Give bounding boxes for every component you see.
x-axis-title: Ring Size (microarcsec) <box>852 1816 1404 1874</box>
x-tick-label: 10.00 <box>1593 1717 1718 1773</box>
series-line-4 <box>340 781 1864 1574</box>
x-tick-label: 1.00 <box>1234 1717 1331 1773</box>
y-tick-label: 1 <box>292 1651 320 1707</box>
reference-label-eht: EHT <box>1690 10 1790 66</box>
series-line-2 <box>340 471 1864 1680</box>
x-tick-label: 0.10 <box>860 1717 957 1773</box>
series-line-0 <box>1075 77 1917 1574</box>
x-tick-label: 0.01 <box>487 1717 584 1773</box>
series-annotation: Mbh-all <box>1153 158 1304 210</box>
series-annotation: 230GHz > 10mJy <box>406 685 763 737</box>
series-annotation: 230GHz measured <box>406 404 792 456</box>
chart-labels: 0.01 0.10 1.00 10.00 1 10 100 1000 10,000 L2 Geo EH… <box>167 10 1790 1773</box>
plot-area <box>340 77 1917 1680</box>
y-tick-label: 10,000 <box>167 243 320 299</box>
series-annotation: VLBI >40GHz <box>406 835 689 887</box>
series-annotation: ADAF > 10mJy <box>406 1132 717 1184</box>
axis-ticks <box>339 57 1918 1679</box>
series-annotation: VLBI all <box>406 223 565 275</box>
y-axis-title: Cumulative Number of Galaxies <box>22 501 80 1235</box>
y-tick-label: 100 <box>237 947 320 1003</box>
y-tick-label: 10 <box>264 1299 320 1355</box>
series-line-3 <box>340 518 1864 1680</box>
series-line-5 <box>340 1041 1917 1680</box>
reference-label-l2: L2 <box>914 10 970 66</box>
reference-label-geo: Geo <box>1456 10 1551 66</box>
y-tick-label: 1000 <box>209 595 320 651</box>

§

## Exercise requirements
Copy all of the rows above word for word, keeping their order and changing nothing.

## Output of the task
Give bounding boxes for every component you see.
x-axis-title: Ring Size (microarcsec) <box>852 1816 1404 1874</box>
x-tick-label: 10.00 <box>1593 1717 1718 1773</box>
series-line-4 <box>340 781 1864 1574</box>
x-tick-label: 1.00 <box>1234 1717 1331 1773</box>
y-tick-label: 1 <box>292 1651 320 1707</box>
reference-label-eht: EHT <box>1690 10 1790 66</box>
series-line-2 <box>340 471 1864 1680</box>
x-tick-label: 0.10 <box>860 1717 957 1773</box>
series-line-0 <box>1075 77 1917 1574</box>
x-tick-label: 0.01 <box>487 1717 584 1773</box>
series-annotation: Mbh-all <box>1153 158 1304 210</box>
series-annotation: 230GHz > 10mJy <box>406 685 763 737</box>
series-annotation: 230GHz measured <box>406 404 792 456</box>
chart-labels: 0.01 0.10 1.00 10.00 1 10 100 1000 10,000 L2 Geo EH… <box>167 10 1790 1773</box>
plot-area <box>340 77 1917 1680</box>
y-tick-label: 10,000 <box>167 243 320 299</box>
series-annotation: VLBI >40GHz <box>406 835 689 887</box>
series-annotation: ADAF > 10mJy <box>406 1132 717 1184</box>
axis-ticks <box>339 57 1918 1679</box>
series-annotation: VLBI all <box>406 223 565 275</box>
y-axis-title: Cumulative Number of Galaxies <box>22 501 80 1235</box>
y-tick-label: 100 <box>237 947 320 1003</box>
y-tick-label: 10 <box>264 1299 320 1355</box>
series-line-3 <box>340 518 1864 1680</box>
series-line-5 <box>340 1041 1917 1680</box>
reference-label-l2: L2 <box>914 10 970 66</box>
reference-label-geo: Geo <box>1456 10 1551 66</box>
y-tick-label: 1000 <box>209 595 320 651</box>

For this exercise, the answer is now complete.